DIRECTION >>
Find how many lines contain the word "River" and state that number alone.

RECORDED INFORMATION >>
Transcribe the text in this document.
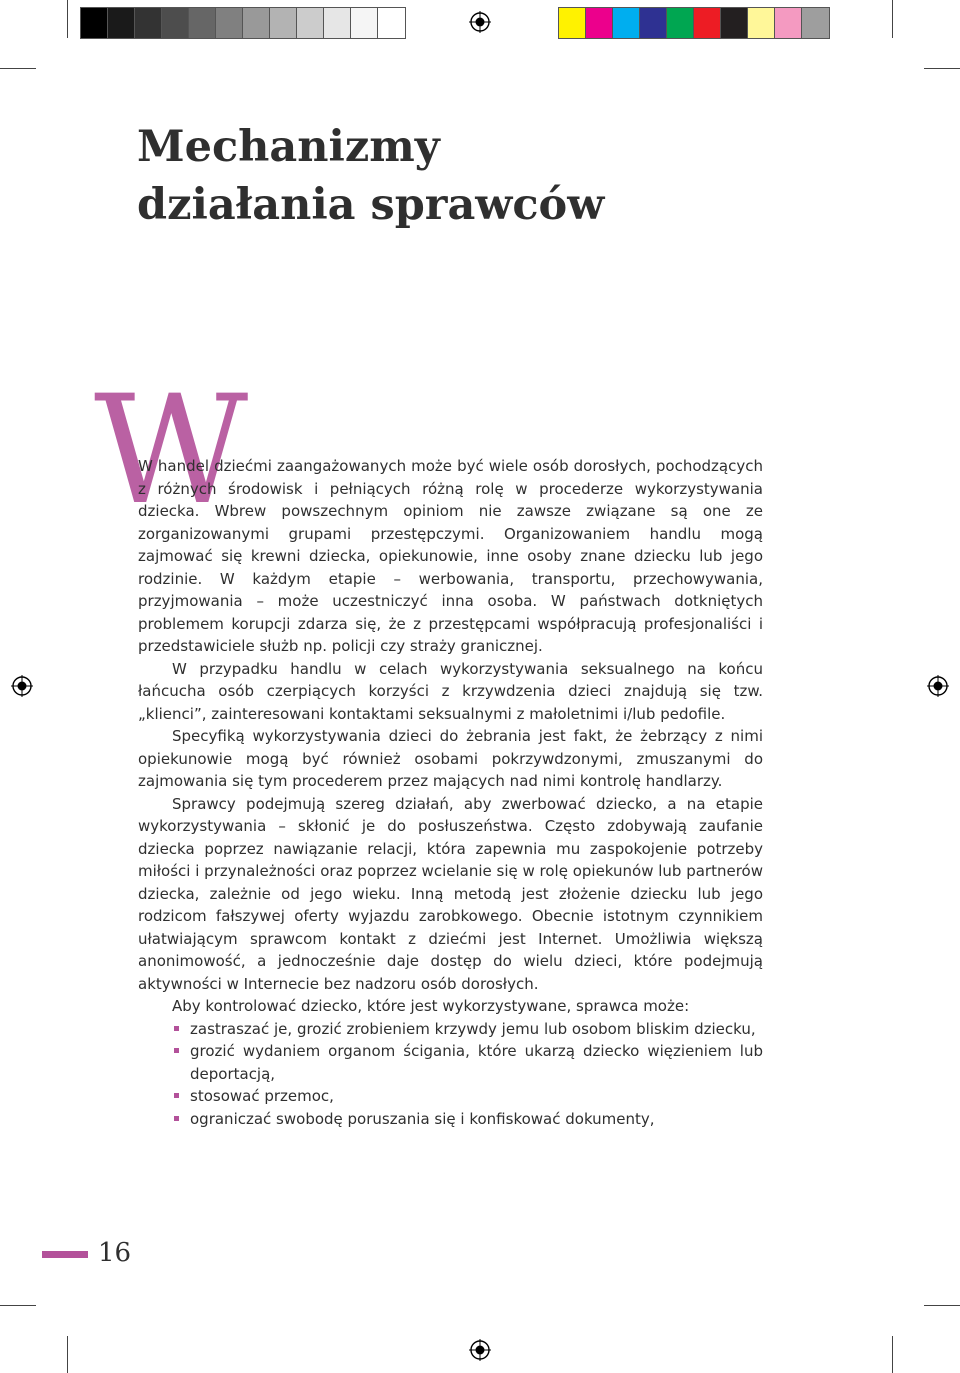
Mechanizmy
działania sprawców
W

W handel dziećmi zaangażowanych może być wiele osób dorosłych, pochodzących z różnych środowisk i pełniących różną rolę w procederze wykorzystywania dziecka. Wbrew powszechnym opiniom nie zawsze związane są one ze zorganizowanymi grupami przestępczymi. Organizowaniem handlu mogą zajmować się krewni dziecka, opiekunowie, inne osoby znane dziecku lub jego rodzinie. W każdym etapie – werbowania, transportu, przechowywania, przyjmowania – może uczestniczyć inna osoba. W państwach dotkniętych problemem korupcji zdarza się, że z przestępcami współpracują profesjonaliści i przedstawiciele służb np. policji czy straży granicznej.

W przypadku handlu w celach wykorzystywania seksualnego na końcu łańcucha osób czerpiących korzyści z krzywdzenia dzieci znajdują się tzw. „klienci”, zainteresowani kontaktami seksualnymi z małoletnimi i/lub pedofile.

Specyfiką wykorzystywania dzieci do żebrania jest fakt, że żebrzący z nimi opiekunowie mogą być również osobami pokrzywdzonymi, zmuszanymi do zajmowania się tym procederem przez mających nad nimi kontrolę handlarzy.

Sprawcy podejmują szereg działań, aby zwerbować dziecko, a na etapie wykorzystywania – skłonić je do posłuszeństwa. Często zdobywają zaufanie dziecka poprzez nawiązanie relacji, która zapewnia mu zaspokojenie potrzeby miłości i przynależności oraz poprzez wcielanie się w rolę opiekunów lub partnerów dziecka, zależnie od jego wieku. Inną metodą jest złożenie dziecku lub jego rodzicom fałszywej oferty wyjazdu zarobkowego. Obecnie istotnym czynnikiem ułatwiającym sprawcom kontakt z dziećmi jest Internet. Umożliwia większą anonimowość, a jednocześnie daje dostęp do wielu dzieci, które podejmują aktywności w Internecie bez nadzoru osób dorosłych.

Aby kontrolować dziecko, które jest wykorzystywane, sprawca może:

zastraszać je, grozić zrobieniem krzywdy jemu lub osobom bliskim dziecku,
grozić wydaniem organom ścigania, które ukarzą dziecko więzieniem lub deportacją,
stosować przemoc,
ograniczać swobodę poruszania się i konfiskować dokumenty,
16
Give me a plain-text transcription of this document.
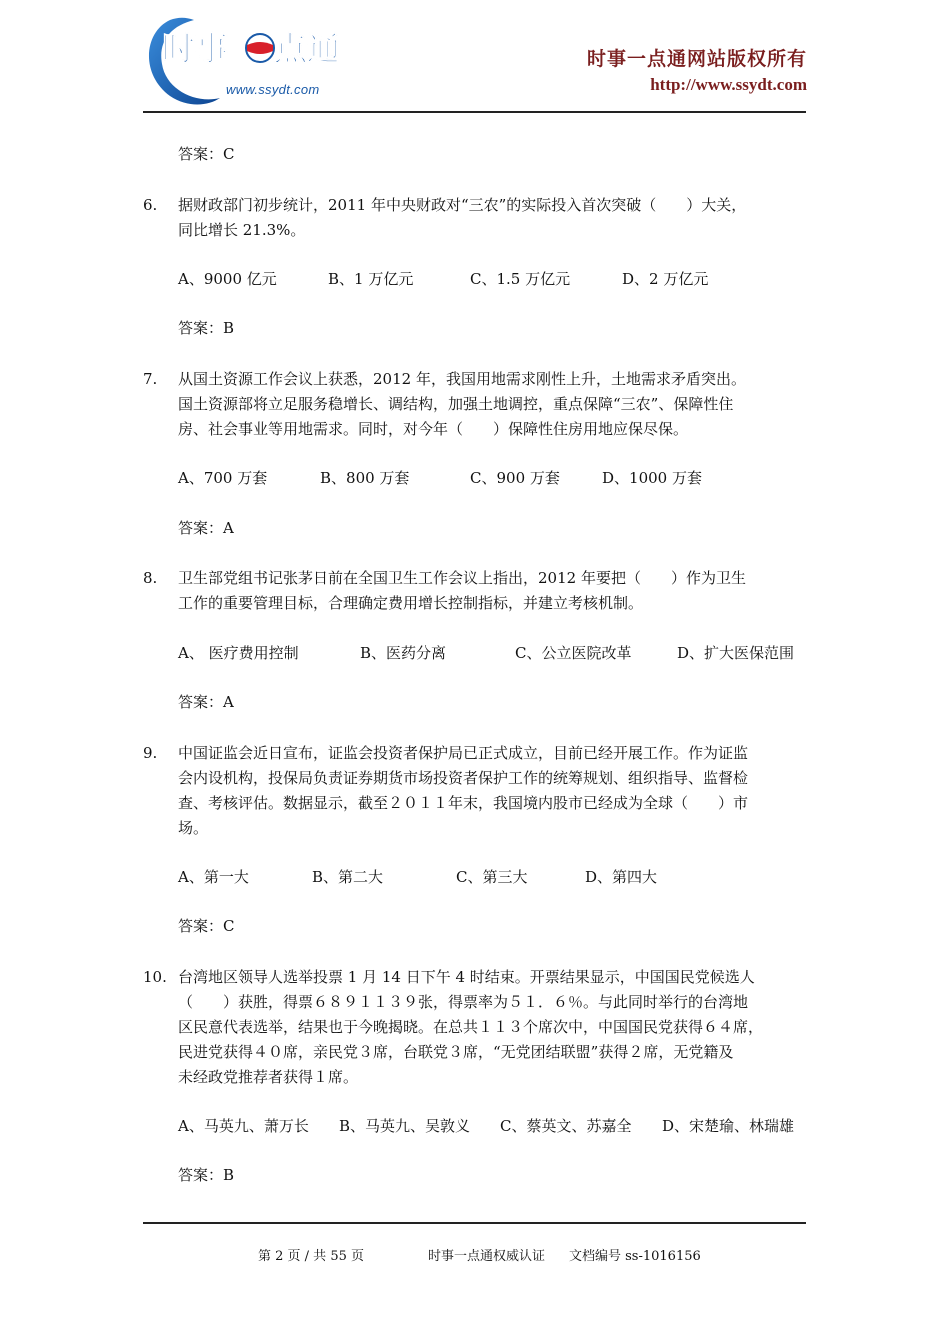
时事 点通
www.ssydt.com
时事一点通网站版权所有
http://www.ssydt.com
答案：C
6. 据财政部门初步统计，2011 年中央财政对“三农”的实际投入首次突破（　　）大关，
同比增长 21.3%。
A、9000 亿元	B、1 万亿元	C、1.5 万亿元	D、2 万亿元
答案：B
7. 从国土资源工作会议上获悉，2012 年，我国用地需求刚性上升，土地需求矛盾突出。
国土资源部将立足服务稳增长、调结构，加强土地调控，重点保障“三农”、保障性住
房、社会事业等用地需求。同时，对今年（　　）保障性住房用地应保尽保。
A、700 万套	B、800 万套	C、900 万套	D、1000 万套
答案：A
8. 卫生部党组书记张茅日前在全国卫生工作会议上指出，2012 年要把（　　）作为卫生
工作的重要管理目标，合理确定费用增长控制指标，并建立考核机制。
A、 医疗费用控制	B、医药分离	C、公立医院改革	D、扩大医保范围
答案：A
9. 中国证监会近日宣布，证监会投资者保护局已正式成立，目前已经开展工作。作为证监
会内设机构，投保局负责证券期货市场投资者保护工作的统筹规划、组织指导、监督检
查、考核评估。数据显示，截至２０１１年末，我国境内股市已经成为全球（　　）市
场。
A、第一大	B、第二大	C、第三大	D、第四大
答案：C
10. 台湾地区领导人选举投票 1 月 14 日下午 4 时结束。开票结果显示，中国国民党候选人
（　　）获胜，得票６８９１１３９张，得票率为５１．６％。与此同时举行的台湾地
区民意代表选举，结果也于今晚揭晓。在总共１１３个席次中，中国国民党获得６４席，
民进党获得４０席，亲民党３席，台联党３席，“无党团结联盟”获得２席，无党籍及
未经政党推荐者获得１席。
A、马英九、萧万长 B、马英九、吴敦义 C、蔡英文、苏嘉全 D、宋楚瑜、林瑞雄
答案：B
第 2 页 / 共 55 页	时事一点通权威认证 文档编号 ss-1016156
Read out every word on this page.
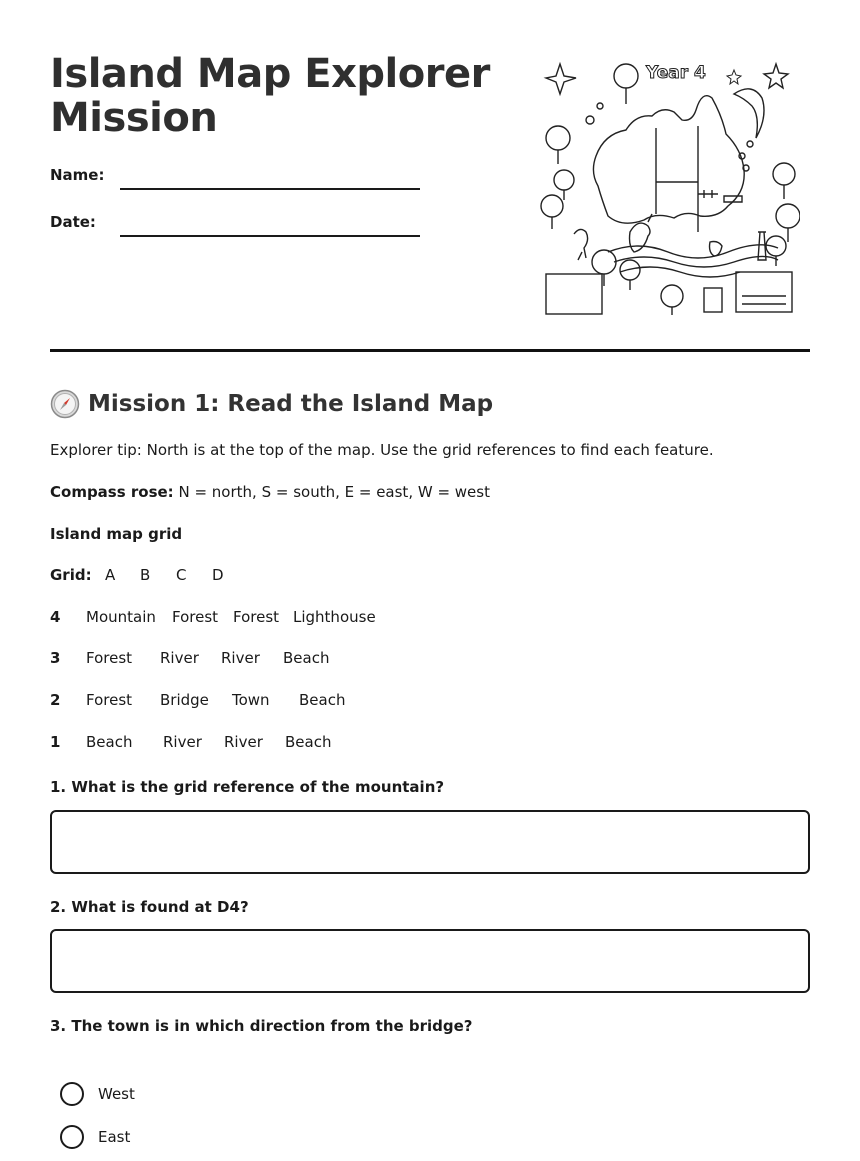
Island Map Explorer
Mission
Name:
Date:
Year 4
Mission 1: Read the Island Map
Explorer tip: North is at the top of the map. Use the grid references to find each feature.
Compass rose: N = north, S = south, E = east, W = west
Island map grid
Grid: A B C D
4 Mountain Forest Forest Lighthouse
3 Forest River River Beach
2 Forest Bridge Town Beach
1 Beach River River Beach
1. What is the grid reference of the mountain?
2. What is found at D4?
3. The town is in which direction from the bridge?
West
East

RESULT FOR THIS TASK >>
2